[Saved entries]
········
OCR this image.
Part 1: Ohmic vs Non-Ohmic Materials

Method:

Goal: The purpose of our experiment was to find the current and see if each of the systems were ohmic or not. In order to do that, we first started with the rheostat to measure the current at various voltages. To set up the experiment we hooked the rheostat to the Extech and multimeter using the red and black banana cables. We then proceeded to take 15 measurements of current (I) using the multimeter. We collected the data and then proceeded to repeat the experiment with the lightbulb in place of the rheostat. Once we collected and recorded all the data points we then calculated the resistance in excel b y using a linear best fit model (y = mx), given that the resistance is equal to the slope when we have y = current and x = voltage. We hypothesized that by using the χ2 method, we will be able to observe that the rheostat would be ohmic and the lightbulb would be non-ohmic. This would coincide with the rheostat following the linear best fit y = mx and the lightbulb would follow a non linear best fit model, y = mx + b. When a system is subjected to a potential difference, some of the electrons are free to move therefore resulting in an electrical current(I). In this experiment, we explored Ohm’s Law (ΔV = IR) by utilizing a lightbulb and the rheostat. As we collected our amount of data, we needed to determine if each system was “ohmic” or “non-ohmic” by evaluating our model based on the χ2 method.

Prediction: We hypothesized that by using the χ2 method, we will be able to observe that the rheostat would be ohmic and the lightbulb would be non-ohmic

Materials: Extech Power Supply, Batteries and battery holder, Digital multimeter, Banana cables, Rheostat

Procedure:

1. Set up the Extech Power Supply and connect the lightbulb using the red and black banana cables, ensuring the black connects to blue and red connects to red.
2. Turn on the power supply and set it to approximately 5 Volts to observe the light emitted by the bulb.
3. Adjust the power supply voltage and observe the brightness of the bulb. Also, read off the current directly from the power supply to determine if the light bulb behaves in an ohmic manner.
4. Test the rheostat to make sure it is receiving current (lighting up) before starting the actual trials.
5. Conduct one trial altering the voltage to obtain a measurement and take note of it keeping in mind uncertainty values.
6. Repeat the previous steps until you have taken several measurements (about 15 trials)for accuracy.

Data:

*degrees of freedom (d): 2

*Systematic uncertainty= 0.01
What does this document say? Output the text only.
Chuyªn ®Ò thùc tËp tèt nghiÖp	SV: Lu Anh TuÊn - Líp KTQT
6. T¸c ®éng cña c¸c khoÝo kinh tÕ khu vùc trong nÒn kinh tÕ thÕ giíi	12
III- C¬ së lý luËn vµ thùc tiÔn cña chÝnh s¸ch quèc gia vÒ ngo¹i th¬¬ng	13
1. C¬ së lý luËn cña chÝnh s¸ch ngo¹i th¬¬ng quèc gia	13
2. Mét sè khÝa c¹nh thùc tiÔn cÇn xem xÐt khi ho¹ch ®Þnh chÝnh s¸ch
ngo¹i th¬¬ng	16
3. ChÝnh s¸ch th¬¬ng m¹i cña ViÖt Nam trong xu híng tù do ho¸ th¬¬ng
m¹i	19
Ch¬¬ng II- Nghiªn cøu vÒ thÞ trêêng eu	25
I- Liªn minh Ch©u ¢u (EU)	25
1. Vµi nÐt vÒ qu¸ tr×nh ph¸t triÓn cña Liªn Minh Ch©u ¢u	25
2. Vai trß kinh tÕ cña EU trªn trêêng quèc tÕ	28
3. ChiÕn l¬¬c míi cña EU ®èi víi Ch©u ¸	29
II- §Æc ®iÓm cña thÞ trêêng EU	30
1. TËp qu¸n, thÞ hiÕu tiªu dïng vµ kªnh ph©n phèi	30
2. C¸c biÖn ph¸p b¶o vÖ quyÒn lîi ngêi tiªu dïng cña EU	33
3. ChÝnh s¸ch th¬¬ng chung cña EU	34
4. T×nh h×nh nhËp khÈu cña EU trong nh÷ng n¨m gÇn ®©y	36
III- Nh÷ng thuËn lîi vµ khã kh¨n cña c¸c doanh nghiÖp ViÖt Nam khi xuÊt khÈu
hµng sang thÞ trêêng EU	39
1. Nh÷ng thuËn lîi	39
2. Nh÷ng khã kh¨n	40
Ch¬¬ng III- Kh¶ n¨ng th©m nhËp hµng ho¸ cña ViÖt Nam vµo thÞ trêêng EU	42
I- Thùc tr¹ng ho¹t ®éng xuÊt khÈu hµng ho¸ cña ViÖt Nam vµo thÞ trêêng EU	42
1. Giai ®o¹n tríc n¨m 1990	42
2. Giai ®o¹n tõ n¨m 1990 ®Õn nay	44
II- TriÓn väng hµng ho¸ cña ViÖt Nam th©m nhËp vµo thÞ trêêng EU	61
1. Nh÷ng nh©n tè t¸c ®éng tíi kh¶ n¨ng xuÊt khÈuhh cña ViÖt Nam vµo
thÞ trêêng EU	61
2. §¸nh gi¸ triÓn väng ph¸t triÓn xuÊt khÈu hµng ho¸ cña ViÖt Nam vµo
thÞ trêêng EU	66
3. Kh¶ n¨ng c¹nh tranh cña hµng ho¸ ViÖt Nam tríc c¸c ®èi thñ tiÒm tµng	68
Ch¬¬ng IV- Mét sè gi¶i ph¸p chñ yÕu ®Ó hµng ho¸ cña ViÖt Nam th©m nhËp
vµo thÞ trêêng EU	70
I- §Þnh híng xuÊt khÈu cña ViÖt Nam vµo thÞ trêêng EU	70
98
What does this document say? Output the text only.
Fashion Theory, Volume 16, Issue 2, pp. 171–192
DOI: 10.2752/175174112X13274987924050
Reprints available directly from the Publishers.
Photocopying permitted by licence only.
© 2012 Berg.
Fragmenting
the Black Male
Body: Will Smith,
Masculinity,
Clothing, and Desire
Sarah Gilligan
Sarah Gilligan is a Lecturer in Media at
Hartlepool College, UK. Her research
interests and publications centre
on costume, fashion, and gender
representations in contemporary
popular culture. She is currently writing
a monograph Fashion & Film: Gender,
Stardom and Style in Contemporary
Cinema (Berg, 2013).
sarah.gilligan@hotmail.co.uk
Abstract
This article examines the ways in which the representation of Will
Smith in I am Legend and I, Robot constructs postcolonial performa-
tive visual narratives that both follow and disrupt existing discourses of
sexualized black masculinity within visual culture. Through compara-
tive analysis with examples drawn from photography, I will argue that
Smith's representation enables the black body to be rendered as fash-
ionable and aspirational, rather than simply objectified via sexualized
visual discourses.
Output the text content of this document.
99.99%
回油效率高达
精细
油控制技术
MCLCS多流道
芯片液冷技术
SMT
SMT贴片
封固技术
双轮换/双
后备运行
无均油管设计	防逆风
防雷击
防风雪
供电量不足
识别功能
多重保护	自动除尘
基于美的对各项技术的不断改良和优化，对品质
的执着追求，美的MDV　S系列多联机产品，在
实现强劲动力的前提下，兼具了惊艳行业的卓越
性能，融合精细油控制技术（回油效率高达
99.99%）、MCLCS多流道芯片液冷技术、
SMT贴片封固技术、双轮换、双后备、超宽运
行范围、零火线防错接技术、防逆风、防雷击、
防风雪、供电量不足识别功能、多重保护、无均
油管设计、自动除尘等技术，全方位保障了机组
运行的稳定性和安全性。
········
Given exercise →
Every line of the records above needs to be given again exactly.

Reply to the task →
OCR this image.
Part 1: Ohmic vs Non-Ohmic Materials

Method:

Goal: The purpose of our experiment was to find the current and see if each of the systems were ohmic or not. In order to do that, we first started with the rheostat to measure the current at various voltages. To set up the experiment we hooked the rheostat to the Extech and multimeter using the red and black banana cables. We then proceeded to take 15 measurements of current (I) using the multimeter. We collected the data and then proceeded to repeat the experiment with the lightbulb in place of the rheostat. Once we collected and recorded all the data points we then calculated the resistance in excel b y using a linear best fit model (y = mx), given that the resistance is equal to the slope when we have y = current and x = voltage. We hypothesized that by using the χ2 method, we will be able to observe that the rheostat would be ohmic and the lightbulb would be non-ohmic. This would coincide with the rheostat following the linear best fit y = mx and the lightbulb would follow a non linear best fit model, y = mx + b. When a system is subjected to a potential difference, some of the electrons are free to move therefore resulting in an electrical current(I). In this experiment, we explored Ohm’s Law (ΔV = IR) by utilizing a lightbulb and the rheostat. As we collected our amount of data, we needed to determine if each system was “ohmic” or “non-ohmic” by evaluating our model based on the χ2 method.

Prediction: We hypothesized that by using the χ2 method, we will be able to observe that the rheostat would be ohmic and the lightbulb would be non-ohmic

Materials: Extech Power Supply, Batteries and battery holder, Digital multimeter, Banana cables, Rheostat

Procedure:

1. Set up the Extech Power Supply and connect the lightbulb using the red and black banana cables, ensuring the black connects to blue and red connects to red.
2. Turn on the power supply and set it to approximately 5 Volts to observe the light emitted by the bulb.
3. Adjust the power supply voltage and observe the brightness of the bulb. Also, read off the current directly from the power supply to determine if the light bulb behaves in an ohmic manner.
4. Test the rheostat to make sure it is receiving current (lighting up) before starting the actual trials.
5. Conduct one trial altering the voltage to obtain a measurement and take note of it keeping in mind uncertainty values.
6. Repeat the previous steps until you have taken several measurements (about 15 trials)for accuracy.

Data:

*degrees of freedom (d): 2

*Systematic uncertainty= 0.01
What does this document say? Output the text only.
Chuyªn ®Ò thùc tËp tèt nghiÖp	SV: Lu Anh TuÊn - Líp KTQT
6. T¸c ®éng cña c¸c khoÝo kinh tÕ khu vùc trong nÒn kinh tÕ thÕ giíi	12
III- C¬ së lý luËn vµ thùc tiÔn cña chÝnh s¸ch quèc gia vÒ ngo¹i th¬¬ng	13
1. C¬ së lý luËn cña chÝnh s¸ch ngo¹i th¬¬ng quèc gia	13
2. Mét sè khÝa c¹nh thùc tiÔn cÇn xem xÐt khi ho¹ch ®Þnh chÝnh s¸ch
ngo¹i th¬¬ng	16
3. ChÝnh s¸ch th¬¬ng m¹i cña ViÖt Nam trong xu híng tù do ho¸ th¬¬ng
m¹i	19
Ch¬¬ng II- Nghiªn cøu vÒ thÞ trêêng eu	25
I- Liªn minh Ch©u ¢u (EU)	25
1. Vµi nÐt vÒ qu¸ tr×nh ph¸t triÓn cña Liªn Minh Ch©u ¢u	25
2. Vai trß kinh tÕ cña EU trªn trêêng quèc tÕ	28
3. ChiÕn l¬¬c míi cña EU ®èi víi Ch©u ¸	29
II- §Æc ®iÓm cña thÞ trêêng EU	30
1. TËp qu¸n, thÞ hiÕu tiªu dïng vµ kªnh ph©n phèi	30
2. C¸c biÖn ph¸p b¶o vÖ quyÒn lîi ngêi tiªu dïng cña EU	33
3. ChÝnh s¸ch th¬¬ng chung cña EU	34
4. T×nh h×nh nhËp khÈu cña EU trong nh÷ng n¨m gÇn ®©y	36
III- Nh÷ng thuËn lîi vµ khã kh¨n cña c¸c doanh nghiÖp ViÖt Nam khi xuÊt khÈu
hµng sang thÞ trêêng EU	39
1. Nh÷ng thuËn lîi	39
2. Nh÷ng khã kh¨n	40
Ch¬¬ng III- Kh¶ n¨ng th©m nhËp hµng ho¸ cña ViÖt Nam vµo thÞ trêêng EU	42
I- Thùc tr¹ng ho¹t ®éng xuÊt khÈu hµng ho¸ cña ViÖt Nam vµo thÞ trêêng EU	42
1. Giai ®o¹n tríc n¨m 1990	42
2. Giai ®o¹n tõ n¨m 1990 ®Õn nay	44
II- TriÓn väng hµng ho¸ cña ViÖt Nam th©m nhËp vµo thÞ trêêng EU	61
1. Nh÷ng nh©n tè t¸c ®éng tíi kh¶ n¨ng xuÊt khÈuhh cña ViÖt Nam vµo
thÞ trêêng EU	61
2. §¸nh gi¸ triÓn väng ph¸t triÓn xuÊt khÈu hµng ho¸ cña ViÖt Nam vµo
thÞ trêêng EU	66
3. Kh¶ n¨ng c¹nh tranh cña hµng ho¸ ViÖt Nam tríc c¸c ®èi thñ tiÒm tµng	68
Ch¬¬ng IV- Mét sè gi¶i ph¸p chñ yÕu ®Ó hµng ho¸ cña ViÖt Nam th©m nhËp
vµo thÞ trêêng EU	70
I- §Þnh híng xuÊt khÈu cña ViÖt Nam vµo thÞ trêêng EU	70
98
What does this document say? Output the text only.
Fashion Theory, Volume 16, Issue 2, pp. 171–192
DOI: 10.2752/175174112X13274987924050
Reprints available directly from the Publishers.
Photocopying permitted by licence only.
© 2012 Berg.
Fragmenting
the Black Male
Body: Will Smith,
Masculinity,
Clothing, and Desire
Sarah Gilligan
Sarah Gilligan is a Lecturer in Media at
Hartlepool College, UK. Her research
interests and publications centre
on costume, fashion, and gender
representations in contemporary
popular culture. She is currently writing
a monograph Fashion & Film: Gender,
Stardom and Style in Contemporary
Cinema (Berg, 2013).
sarah.gilligan@hotmail.co.uk
Abstract
This article examines the ways in which the representation of Will
Smith in I am Legend and I, Robot constructs postcolonial performa-
tive visual narratives that both follow and disrupt existing discourses of
sexualized black masculinity within visual culture. Through compara-
tive analysis with examples drawn from photography, I will argue that
Smith's representation enables the black body to be rendered as fash-
ionable and aspirational, rather than simply objectified via sexualized
visual discourses.
Output the text content of this document.
99.99%
回油效率高达
精细
油控制技术
MCLCS多流道
芯片液冷技术
SMT
SMT贴片
封固技术
双轮换/双
后备运行
无均油管设计	防逆风
防雷击
防风雪
供电量不足
识别功能
多重保护	自动除尘
基于美的对各项技术的不断改良和优化，对品质
的执着追求，美的MDV　S系列多联机产品，在
实现强劲动力的前提下，兼具了惊艳行业的卓越
性能，融合精细油控制技术（回油效率高达
99.99%）、MCLCS多流道芯片液冷技术、
SMT贴片封固技术、双轮换、双后备、超宽运
行范围、零火线防错接技术、防逆风、防雷击、
防风雪、供电量不足识别功能、多重保护、无均
油管设计、自动除尘等技术，全方位保障了机组
运行的稳定性和安全性。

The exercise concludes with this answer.